• [GIVEN PROBLEM]: Quote the rows below exactly, from the line containing "hot-word-tag[interactable]: 大连 bbox=[791, 503, 828, 524]" through the line containing "bullet: · bbox=[30, 169, 35, 185]", including both of those lines.

• [PROVIDED MATERIAL]:

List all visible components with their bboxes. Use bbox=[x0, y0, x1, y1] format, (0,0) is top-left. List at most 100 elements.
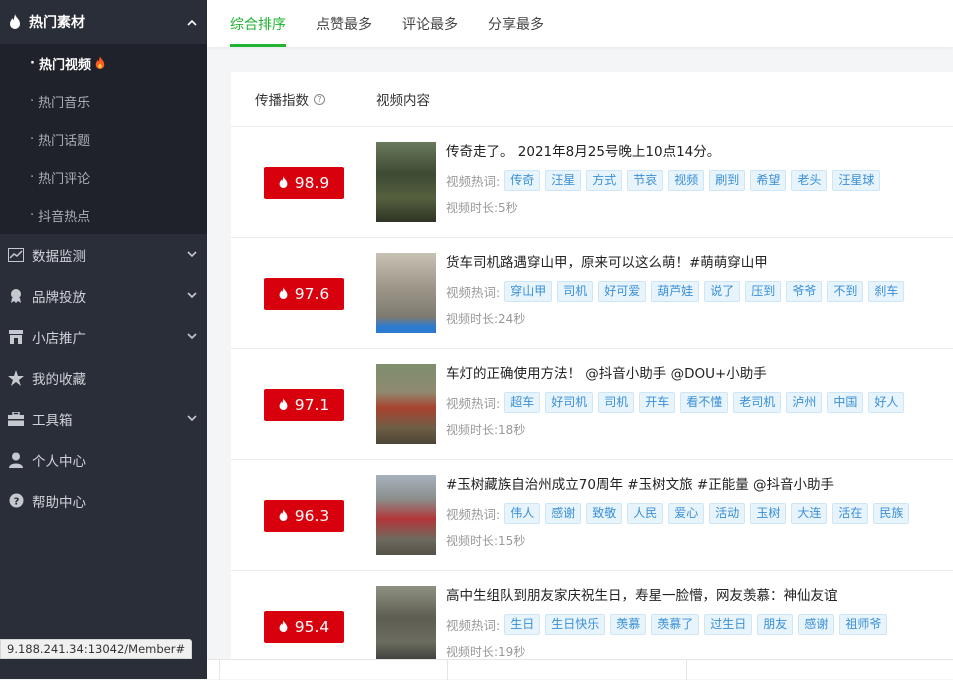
hot-word-tag[interactable]: 大连 bbox=[791, 503, 828, 524]
hot-word-tag[interactable]: 视频 bbox=[668, 170, 705, 191]
video-title[interactable]: 车灯的正确使用方法！ @抖音小助手 @DOU+小助手 bbox=[446, 363, 909, 385]
sidebar-item-label: 热门音乐 bbox=[38, 95, 91, 111]
hot-word-tag[interactable]: 活在 bbox=[832, 503, 869, 524]
hot-word-tag[interactable]: 活动 bbox=[709, 503, 746, 524]
hot-word-tag[interactable]: 感谢 bbox=[545, 503, 582, 524]
hot-word-tag[interactable]: 爱心 bbox=[668, 503, 705, 524]
hot-word-tag[interactable]: 羡慕了 bbox=[651, 614, 700, 635]
hot-word-tag[interactable]: 穿山甲 bbox=[504, 281, 553, 302]
user-icon bbox=[8, 452, 24, 468]
fire-badge-icon bbox=[94, 56, 106, 70]
hot-word-tag[interactable]: 过生日 bbox=[704, 614, 753, 635]
hot-words-label: 视频热词: bbox=[446, 396, 501, 411]
hot-word-tag[interactable]: 刷到 bbox=[709, 170, 746, 191]
video-title[interactable]: 传奇走了。 2021年8月25号晚上10点14分。 bbox=[446, 141, 885, 163]
sidebar-item-label: 工具箱 bbox=[32, 412, 73, 429]
sidebar-item-favorites[interactable]: 我的收藏 bbox=[0, 357, 207, 398]
sidebar-item-hot-topic[interactable]: · 热门话题 bbox=[0, 120, 207, 158]
sidebar-item-brand-ads[interactable]: 品牌投放 bbox=[0, 275, 207, 316]
hot-word-tag[interactable]: 中国 bbox=[827, 392, 864, 413]
hot-word-tag[interactable]: 葫芦娃 bbox=[651, 281, 700, 302]
hot-word-tag[interactable]: 民族 bbox=[873, 503, 910, 524]
hot-word-tag[interactable]: 节哀 bbox=[627, 170, 664, 191]
hot-word-tag[interactable]: 希望 bbox=[750, 170, 787, 191]
video-thumbnail[interactable] bbox=[376, 364, 436, 444]
hot-word-tag[interactable]: 伟人 bbox=[504, 503, 541, 524]
hot-word-tag[interactable]: 汪星 bbox=[545, 170, 582, 191]
sidebar-section-hot-material[interactable]: 热门素材 bbox=[0, 0, 207, 44]
help-circle-icon[interactable]: ? bbox=[314, 93, 325, 105]
table-row[interactable]: 97.1 车灯的正确使用方法！ @抖音小助手 @DOU+小助手 视频热词: 超车… bbox=[231, 349, 953, 460]
help-icon: ? bbox=[8, 493, 24, 509]
bullet: · bbox=[30, 55, 35, 71]
hot-word-tag[interactable]: 汪星球 bbox=[832, 170, 881, 191]
hot-word-tag[interactable]: 刹车 bbox=[868, 281, 905, 302]
sidebar-item-shop-promo[interactable]: 小店推广 bbox=[0, 316, 207, 357]
tab-most-shares[interactable]: 分享最多 bbox=[488, 0, 544, 47]
hot-word-tag[interactable]: 爷爷 bbox=[786, 281, 823, 302]
bullet: · bbox=[30, 169, 35, 185]
video-title[interactable]: 货车司机路遇穿山甲，原来可以这么萌！#萌萌穿山甲 bbox=[446, 252, 909, 274]
hot-word-tag[interactable]: 方式 bbox=[586, 170, 623, 191]
video-title[interactable]: 高中生组队到朋友家庆祝生日，寿星一脸懵，网友羡慕：神仙友谊 bbox=[446, 585, 892, 607]
hot-word-tag[interactable]: 好可爱 bbox=[598, 281, 647, 302]
tab-most-likes[interactable]: 点赞最多 bbox=[316, 0, 372, 47]
hot-word-tag[interactable]: 泸州 bbox=[786, 392, 823, 413]
tab-most-comments[interactable]: 评论最多 bbox=[402, 0, 458, 47]
table-row[interactable]: 96.3 #玉树藏族自治州成立70周年 #玉树文旅 #正能量 @抖音小助手 视频… bbox=[231, 460, 953, 571]
hot-word-tag[interactable]: 司机 bbox=[557, 281, 594, 302]
hot-word-tag[interactable]: 好司机 bbox=[545, 392, 594, 413]
sidebar-item-douyin-trending[interactable]: · 抖音热点 bbox=[0, 196, 207, 234]
hot-word-tag[interactable]: 玉树 bbox=[750, 503, 787, 524]
video-thumbnail[interactable] bbox=[376, 475, 436, 555]
score-badge: 95.4 bbox=[263, 610, 344, 643]
video-info: 货车司机路遇穿山甲，原来可以这么萌！#萌萌穿山甲 视频热词: 穿山甲 司机 好可爱葫… bbox=[446, 252, 909, 327]
hot-word-tag[interactable]: 人民 bbox=[627, 503, 664, 524]
hot-words: 视频热词: 超车 好司机 司机 开车 看不懂 老司机 泸州 中国 好人 bbox=[446, 392, 909, 413]
hot-word-tag[interactable]: 感谢 bbox=[798, 614, 835, 635]
video-title[interactable]: #玉树藏族自治州成立70周年 #玉树文旅 #正能量 @抖音小助手 bbox=[446, 474, 914, 496]
tab-overall[interactable]: 综合排序 bbox=[230, 0, 286, 47]
hot-word-tag[interactable]: 看不懂 bbox=[680, 392, 729, 413]
sidebar-item-toolbox[interactable]: 工具箱 bbox=[0, 398, 207, 439]
sidebar-item-help[interactable]: ? 帮助中心 bbox=[0, 480, 207, 521]
duration-value: 5秒 bbox=[498, 201, 518, 215]
table-row[interactable]: 95.4 高中生组队到朋友家庆祝生日，寿星一脸懵，网友羡慕：神仙友谊 视频热词:… bbox=[231, 571, 953, 672]
sidebar-item-hot-video[interactable]: · 热门视频 bbox=[0, 44, 207, 82]
hot-word-tag[interactable]: 生日快乐 bbox=[545, 614, 606, 635]
video-thumbnail[interactable] bbox=[376, 142, 436, 222]
sidebar-item-data-monitor[interactable]: 数据监测 bbox=[0, 234, 207, 275]
table-row[interactable]: 98.9 传奇走了。 2021年8月25号晚上10点14分。 视频热词: 传奇汪… bbox=[231, 127, 953, 238]
hot-words-label: 视频热词: bbox=[446, 174, 501, 189]
hot-word-tag[interactable]: 老头 bbox=[791, 170, 828, 191]
hot-word-tag[interactable]: 传奇 bbox=[504, 170, 541, 191]
hot-word-tag[interactable]: 生日 bbox=[504, 614, 541, 635]
sidebar-item-label: 热门话题 bbox=[38, 133, 91, 149]
hot-word-tag[interactable]: 说了 bbox=[704, 281, 741, 302]
sidebar-item-profile[interactable]: 个人中心 bbox=[0, 439, 207, 480]
hot-word-tag[interactable]: 开车 bbox=[639, 392, 676, 413]
hot-word-tag[interactable]: 好人 bbox=[868, 392, 905, 413]
hot-word-tag[interactable]: 压到 bbox=[745, 281, 782, 302]
duration-label: 视频时长: bbox=[446, 201, 499, 215]
hot-word-tag[interactable]: 超车 bbox=[504, 392, 541, 413]
score-cell: 95.4 bbox=[231, 571, 376, 672]
video-thumbnail[interactable] bbox=[376, 586, 436, 666]
duration-label: 视频时长: bbox=[446, 312, 499, 326]
col-score-header: 传播指数 ? bbox=[231, 89, 376, 109]
sidebar-item-label: 热门视频 bbox=[38, 57, 91, 73]
hot-word-tag[interactable]: 祖师爷 bbox=[839, 614, 888, 635]
hot-word-tag[interactable]: 司机 bbox=[598, 392, 635, 413]
main-content: 综合排序 点赞最多 评论最多 分享最多 传播指数 ? 视频内容 98.9 传奇走… bbox=[207, 0, 953, 679]
hot-word-tag[interactable]: 朋友 bbox=[757, 614, 794, 635]
table-row[interactable]: 97.6 货车司机路遇穿山甲，原来可以这么萌！#萌萌穿山甲 视频热词: 穿山甲司… bbox=[231, 238, 953, 349]
video-thumbnail[interactable] bbox=[376, 253, 436, 333]
hot-word-tag[interactable]: 不到 bbox=[827, 281, 864, 302]
hot-word-tag[interactable]: 致敬 bbox=[586, 503, 623, 524]
hot-word-tag[interactable]: 老司机 bbox=[733, 392, 782, 413]
flame-icon bbox=[279, 287, 288, 299]
sidebar-item-hot-comment[interactable]: · 热门评论 bbox=[0, 158, 207, 196]
hot-words-label: 视频热词: bbox=[446, 507, 501, 522]
sidebar-item-hot-music[interactable]: · 热门音乐 bbox=[0, 82, 207, 120]
hot-word-tag[interactable]: 羡慕 bbox=[610, 614, 647, 635]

• [EXPECTED ANSWER]:
hot-word-tag[interactable]: 大连 bbox=[791, 503, 828, 524]
hot-word-tag[interactable]: 视频 bbox=[668, 170, 705, 191]
video-title[interactable]: 车灯的正确使用方法！ @抖音小助手 @DOU+小助手 bbox=[446, 363, 909, 385]
sidebar-item-label: 热门音乐 bbox=[38, 95, 91, 111]
hot-word-tag[interactable]: 活在 bbox=[832, 503, 869, 524]
hot-word-tag[interactable]: 活动 bbox=[709, 503, 746, 524]
hot-word-tag[interactable]: 感谢 bbox=[545, 503, 582, 524]
hot-word-tag[interactable]: 爱心 bbox=[668, 503, 705, 524]
hot-word-tag[interactable]: 羡慕了 bbox=[651, 614, 700, 635]
hot-word-tag[interactable]: 穿山甲 bbox=[504, 281, 553, 302]
user-icon bbox=[8, 452, 24, 468]
fire-badge-icon bbox=[94, 56, 106, 70]
hot-word-tag[interactable]: 过生日 bbox=[704, 614, 753, 635]
hot-words-label: 视频热词: bbox=[446, 396, 501, 411]
hot-word-tag[interactable]: 刷到 bbox=[709, 170, 746, 191]
video-title[interactable]: 传奇走了。 2021年8月25号晚上10点14分。 bbox=[446, 141, 885, 163]
sidebar-item-label: 工具箱 bbox=[32, 412, 73, 429]
sidebar-item-favorites[interactable]: 我的收藏 bbox=[0, 357, 207, 398]
sidebar-item-hot-topic[interactable]: · 热门话题 bbox=[0, 120, 207, 158]
sidebar-item-brand-ads[interactable]: 品牌投放 bbox=[0, 275, 207, 316]
hot-word-tag[interactable]: 中国 bbox=[827, 392, 864, 413]
hot-word-tag[interactable]: 葫芦娃 bbox=[651, 281, 700, 302]
hot-word-tag[interactable]: 民族 bbox=[873, 503, 910, 524]
hot-word-tag[interactable]: 节哀 bbox=[627, 170, 664, 191]
hot-word-tag[interactable]: 希望 bbox=[750, 170, 787, 191]
video-thumbnail[interactable] bbox=[376, 364, 436, 444]
hot-word-tag[interactable]: 伟人 bbox=[504, 503, 541, 524]
hot-word-tag[interactable]: 汪星 bbox=[545, 170, 582, 191]
sidebar-section-hot-material[interactable]: 热门素材 bbox=[0, 0, 207, 44]
help-circle-icon[interactable]: ? bbox=[314, 93, 325, 105]
table-row[interactable]: 97.1 车灯的正确使用方法！ @抖音小助手 @DOU+小助手 视频热词: 超车… bbox=[231, 349, 953, 460]
help-icon: ? bbox=[8, 493, 24, 509]
bullet: · bbox=[30, 55, 35, 71]
hot-word-tag[interactable]: 汪星球 bbox=[832, 170, 881, 191]
hot-word-tag[interactable]: 刹车 bbox=[868, 281, 905, 302]
sidebar-item-shop-promo[interactable]: 小店推广 bbox=[0, 316, 207, 357]
tab-most-shares[interactable]: 分享最多 bbox=[488, 0, 544, 47]
hot-word-tag[interactable]: 爷爷 bbox=[786, 281, 823, 302]
bullet: · bbox=[30, 169, 35, 185]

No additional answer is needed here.